[WHAT TO DO]: Look below. Copy each line that has "name" in it.

## Begin DATA LISTING

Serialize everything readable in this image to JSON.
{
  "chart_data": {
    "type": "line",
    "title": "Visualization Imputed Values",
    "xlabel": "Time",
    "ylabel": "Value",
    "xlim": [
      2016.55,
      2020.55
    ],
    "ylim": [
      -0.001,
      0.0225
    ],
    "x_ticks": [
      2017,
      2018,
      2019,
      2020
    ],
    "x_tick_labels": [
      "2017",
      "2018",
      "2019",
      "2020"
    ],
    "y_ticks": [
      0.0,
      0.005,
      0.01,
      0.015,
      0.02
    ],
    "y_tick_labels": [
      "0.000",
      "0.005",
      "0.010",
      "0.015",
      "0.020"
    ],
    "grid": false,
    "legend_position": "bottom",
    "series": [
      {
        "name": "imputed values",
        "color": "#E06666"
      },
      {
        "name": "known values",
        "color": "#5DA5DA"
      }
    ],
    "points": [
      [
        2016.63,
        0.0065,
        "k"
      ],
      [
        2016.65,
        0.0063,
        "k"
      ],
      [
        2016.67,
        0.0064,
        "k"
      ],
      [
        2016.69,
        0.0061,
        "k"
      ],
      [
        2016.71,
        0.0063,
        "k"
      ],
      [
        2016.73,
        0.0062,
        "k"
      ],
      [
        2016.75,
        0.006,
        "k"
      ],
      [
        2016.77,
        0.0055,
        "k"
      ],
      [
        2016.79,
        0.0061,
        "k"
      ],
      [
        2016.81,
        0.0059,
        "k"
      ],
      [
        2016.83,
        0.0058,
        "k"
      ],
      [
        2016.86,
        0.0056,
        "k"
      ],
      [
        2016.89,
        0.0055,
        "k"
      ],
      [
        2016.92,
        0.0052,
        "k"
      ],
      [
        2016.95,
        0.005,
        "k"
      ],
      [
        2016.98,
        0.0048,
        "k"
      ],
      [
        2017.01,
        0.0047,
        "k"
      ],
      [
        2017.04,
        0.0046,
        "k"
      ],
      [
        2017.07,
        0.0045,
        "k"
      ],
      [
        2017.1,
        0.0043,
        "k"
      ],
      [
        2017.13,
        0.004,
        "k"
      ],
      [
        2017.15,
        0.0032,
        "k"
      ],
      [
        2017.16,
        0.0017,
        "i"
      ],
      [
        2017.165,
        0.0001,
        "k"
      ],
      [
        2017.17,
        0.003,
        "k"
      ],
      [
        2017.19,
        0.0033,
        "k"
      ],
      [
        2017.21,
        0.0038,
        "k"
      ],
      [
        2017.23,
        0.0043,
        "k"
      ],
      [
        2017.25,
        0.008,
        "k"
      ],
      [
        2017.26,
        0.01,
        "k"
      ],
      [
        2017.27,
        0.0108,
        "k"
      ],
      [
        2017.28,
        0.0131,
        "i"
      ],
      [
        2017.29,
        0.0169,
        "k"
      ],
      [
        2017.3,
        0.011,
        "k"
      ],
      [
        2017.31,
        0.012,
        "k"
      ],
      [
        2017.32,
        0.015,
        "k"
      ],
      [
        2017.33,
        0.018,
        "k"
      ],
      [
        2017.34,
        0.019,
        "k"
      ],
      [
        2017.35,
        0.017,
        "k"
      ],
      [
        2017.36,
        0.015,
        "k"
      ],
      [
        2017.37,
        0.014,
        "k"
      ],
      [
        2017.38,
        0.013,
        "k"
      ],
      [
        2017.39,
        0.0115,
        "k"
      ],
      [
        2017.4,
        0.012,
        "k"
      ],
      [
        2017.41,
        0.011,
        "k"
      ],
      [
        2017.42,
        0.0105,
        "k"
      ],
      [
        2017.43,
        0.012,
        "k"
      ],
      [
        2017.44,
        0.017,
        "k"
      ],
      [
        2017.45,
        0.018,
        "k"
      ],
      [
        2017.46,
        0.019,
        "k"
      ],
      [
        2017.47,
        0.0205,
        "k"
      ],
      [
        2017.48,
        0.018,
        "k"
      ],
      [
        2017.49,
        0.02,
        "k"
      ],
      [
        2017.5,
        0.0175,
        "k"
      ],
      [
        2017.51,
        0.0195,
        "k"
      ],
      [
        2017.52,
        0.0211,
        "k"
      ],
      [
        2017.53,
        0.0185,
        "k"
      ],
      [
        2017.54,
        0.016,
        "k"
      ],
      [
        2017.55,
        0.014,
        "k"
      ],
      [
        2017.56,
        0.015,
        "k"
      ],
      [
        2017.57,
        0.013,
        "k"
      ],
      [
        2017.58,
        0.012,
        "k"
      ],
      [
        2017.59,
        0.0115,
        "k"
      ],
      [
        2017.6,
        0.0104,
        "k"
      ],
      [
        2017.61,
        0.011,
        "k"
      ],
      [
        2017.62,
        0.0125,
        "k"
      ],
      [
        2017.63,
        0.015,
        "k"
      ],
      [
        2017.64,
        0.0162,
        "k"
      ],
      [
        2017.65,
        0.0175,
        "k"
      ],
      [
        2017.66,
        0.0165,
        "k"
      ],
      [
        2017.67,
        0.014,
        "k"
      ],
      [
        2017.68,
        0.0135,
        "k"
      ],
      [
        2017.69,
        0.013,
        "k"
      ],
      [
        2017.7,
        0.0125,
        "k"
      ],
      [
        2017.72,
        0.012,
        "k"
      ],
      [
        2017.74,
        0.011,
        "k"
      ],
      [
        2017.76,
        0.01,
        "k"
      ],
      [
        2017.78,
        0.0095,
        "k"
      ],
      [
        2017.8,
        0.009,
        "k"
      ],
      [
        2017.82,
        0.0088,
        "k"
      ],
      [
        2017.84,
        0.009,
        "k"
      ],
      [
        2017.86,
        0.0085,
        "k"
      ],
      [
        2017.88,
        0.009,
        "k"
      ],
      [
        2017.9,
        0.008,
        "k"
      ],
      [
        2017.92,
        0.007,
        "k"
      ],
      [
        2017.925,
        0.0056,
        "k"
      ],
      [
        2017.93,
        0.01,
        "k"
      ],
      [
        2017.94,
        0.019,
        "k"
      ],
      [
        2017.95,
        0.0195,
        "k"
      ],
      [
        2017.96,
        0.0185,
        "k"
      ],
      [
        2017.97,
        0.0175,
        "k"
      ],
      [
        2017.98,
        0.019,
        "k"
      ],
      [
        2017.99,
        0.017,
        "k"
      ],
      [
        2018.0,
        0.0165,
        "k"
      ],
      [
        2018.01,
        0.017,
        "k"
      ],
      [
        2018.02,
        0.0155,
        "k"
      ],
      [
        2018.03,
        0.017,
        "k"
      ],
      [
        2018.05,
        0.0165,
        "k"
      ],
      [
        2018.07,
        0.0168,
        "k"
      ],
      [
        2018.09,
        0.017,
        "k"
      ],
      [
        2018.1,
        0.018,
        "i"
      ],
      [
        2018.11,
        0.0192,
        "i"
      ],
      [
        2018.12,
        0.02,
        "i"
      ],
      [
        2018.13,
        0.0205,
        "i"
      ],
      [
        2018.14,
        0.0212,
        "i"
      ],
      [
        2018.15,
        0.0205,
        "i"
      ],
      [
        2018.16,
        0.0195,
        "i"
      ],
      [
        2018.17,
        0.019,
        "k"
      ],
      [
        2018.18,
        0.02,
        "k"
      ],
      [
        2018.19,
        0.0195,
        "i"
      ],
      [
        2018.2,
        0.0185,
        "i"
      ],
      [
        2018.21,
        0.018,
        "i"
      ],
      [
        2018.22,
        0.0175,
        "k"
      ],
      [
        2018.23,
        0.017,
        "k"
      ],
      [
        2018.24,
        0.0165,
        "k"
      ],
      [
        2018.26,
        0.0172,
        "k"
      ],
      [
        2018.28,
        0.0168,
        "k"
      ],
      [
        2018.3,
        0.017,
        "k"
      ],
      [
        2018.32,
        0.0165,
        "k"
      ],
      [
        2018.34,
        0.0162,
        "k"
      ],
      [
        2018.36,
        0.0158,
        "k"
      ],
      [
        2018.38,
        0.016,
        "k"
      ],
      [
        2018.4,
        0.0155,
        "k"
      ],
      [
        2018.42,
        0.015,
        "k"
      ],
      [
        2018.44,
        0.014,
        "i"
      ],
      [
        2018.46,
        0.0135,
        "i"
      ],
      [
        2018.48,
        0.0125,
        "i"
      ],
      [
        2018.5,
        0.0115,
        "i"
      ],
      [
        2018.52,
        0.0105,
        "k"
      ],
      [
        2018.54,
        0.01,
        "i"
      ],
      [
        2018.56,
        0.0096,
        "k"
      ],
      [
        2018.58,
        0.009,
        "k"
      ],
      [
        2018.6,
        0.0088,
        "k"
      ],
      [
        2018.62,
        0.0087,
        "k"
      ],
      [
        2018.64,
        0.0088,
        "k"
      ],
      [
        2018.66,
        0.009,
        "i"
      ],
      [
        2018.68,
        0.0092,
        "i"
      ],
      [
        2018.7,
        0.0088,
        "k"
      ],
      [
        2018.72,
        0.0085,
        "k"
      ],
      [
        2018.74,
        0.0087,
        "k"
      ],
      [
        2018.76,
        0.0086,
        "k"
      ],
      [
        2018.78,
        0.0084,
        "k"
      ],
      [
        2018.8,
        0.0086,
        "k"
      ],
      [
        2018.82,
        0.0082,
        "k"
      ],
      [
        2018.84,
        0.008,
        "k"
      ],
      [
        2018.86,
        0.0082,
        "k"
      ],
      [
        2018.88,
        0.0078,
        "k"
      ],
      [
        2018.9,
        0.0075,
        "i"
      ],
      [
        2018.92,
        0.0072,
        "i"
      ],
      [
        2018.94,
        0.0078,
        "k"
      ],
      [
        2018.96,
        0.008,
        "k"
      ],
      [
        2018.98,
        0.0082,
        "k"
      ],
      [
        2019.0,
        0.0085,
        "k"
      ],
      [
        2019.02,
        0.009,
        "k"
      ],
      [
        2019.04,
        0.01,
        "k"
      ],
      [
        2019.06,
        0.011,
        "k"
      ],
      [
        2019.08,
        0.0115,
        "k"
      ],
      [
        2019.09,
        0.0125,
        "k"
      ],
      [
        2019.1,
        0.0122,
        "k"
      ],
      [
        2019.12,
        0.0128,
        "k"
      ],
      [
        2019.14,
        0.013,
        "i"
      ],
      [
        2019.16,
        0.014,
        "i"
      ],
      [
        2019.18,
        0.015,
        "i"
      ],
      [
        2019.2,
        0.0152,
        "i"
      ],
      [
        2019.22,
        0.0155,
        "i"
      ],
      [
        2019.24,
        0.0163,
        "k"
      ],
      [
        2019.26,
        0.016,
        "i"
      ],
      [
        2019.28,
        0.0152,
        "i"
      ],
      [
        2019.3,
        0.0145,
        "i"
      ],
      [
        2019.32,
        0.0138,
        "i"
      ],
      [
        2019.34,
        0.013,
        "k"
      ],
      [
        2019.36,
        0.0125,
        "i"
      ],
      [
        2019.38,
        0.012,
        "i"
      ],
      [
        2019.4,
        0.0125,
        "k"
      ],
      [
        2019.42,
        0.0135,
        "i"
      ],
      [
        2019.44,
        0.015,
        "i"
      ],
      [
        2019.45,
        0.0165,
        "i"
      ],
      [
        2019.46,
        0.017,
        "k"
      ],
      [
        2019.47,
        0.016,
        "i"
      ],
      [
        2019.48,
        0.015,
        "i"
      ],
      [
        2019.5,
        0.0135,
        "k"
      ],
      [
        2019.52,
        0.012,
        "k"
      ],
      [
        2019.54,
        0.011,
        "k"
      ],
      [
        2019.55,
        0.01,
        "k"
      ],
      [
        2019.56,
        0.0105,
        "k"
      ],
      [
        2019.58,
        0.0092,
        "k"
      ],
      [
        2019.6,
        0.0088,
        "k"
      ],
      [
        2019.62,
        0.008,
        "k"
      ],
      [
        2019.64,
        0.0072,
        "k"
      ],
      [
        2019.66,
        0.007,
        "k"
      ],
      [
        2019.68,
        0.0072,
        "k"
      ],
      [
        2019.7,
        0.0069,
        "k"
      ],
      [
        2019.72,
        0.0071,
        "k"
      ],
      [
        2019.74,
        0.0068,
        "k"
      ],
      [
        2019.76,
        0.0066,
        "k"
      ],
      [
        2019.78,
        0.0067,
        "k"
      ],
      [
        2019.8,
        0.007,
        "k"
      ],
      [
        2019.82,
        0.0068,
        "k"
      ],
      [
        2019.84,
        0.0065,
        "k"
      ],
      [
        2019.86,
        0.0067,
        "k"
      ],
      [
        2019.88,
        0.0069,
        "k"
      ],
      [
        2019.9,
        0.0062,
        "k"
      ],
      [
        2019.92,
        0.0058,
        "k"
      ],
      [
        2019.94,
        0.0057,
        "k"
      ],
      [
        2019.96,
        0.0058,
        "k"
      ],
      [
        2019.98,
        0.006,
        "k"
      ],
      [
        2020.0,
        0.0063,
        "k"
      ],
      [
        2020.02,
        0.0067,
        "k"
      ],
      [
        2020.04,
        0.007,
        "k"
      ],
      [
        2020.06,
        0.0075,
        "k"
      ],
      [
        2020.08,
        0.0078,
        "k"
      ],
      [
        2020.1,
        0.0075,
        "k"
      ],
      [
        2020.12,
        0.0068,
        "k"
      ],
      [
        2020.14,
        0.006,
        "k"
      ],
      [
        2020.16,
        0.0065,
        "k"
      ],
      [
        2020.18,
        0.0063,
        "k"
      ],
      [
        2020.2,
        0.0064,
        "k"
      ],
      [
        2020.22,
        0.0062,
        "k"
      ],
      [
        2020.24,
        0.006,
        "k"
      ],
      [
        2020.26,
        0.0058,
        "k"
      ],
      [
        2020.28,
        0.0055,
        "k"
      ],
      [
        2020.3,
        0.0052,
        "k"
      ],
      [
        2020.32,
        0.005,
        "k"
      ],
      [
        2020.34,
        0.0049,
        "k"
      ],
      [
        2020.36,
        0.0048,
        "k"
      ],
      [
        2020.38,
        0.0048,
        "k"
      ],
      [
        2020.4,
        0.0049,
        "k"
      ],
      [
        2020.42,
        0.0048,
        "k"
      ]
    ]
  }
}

## End DATA LISTING

[RESPONSE]:
        "name": "imputed values",
        "name": "known values",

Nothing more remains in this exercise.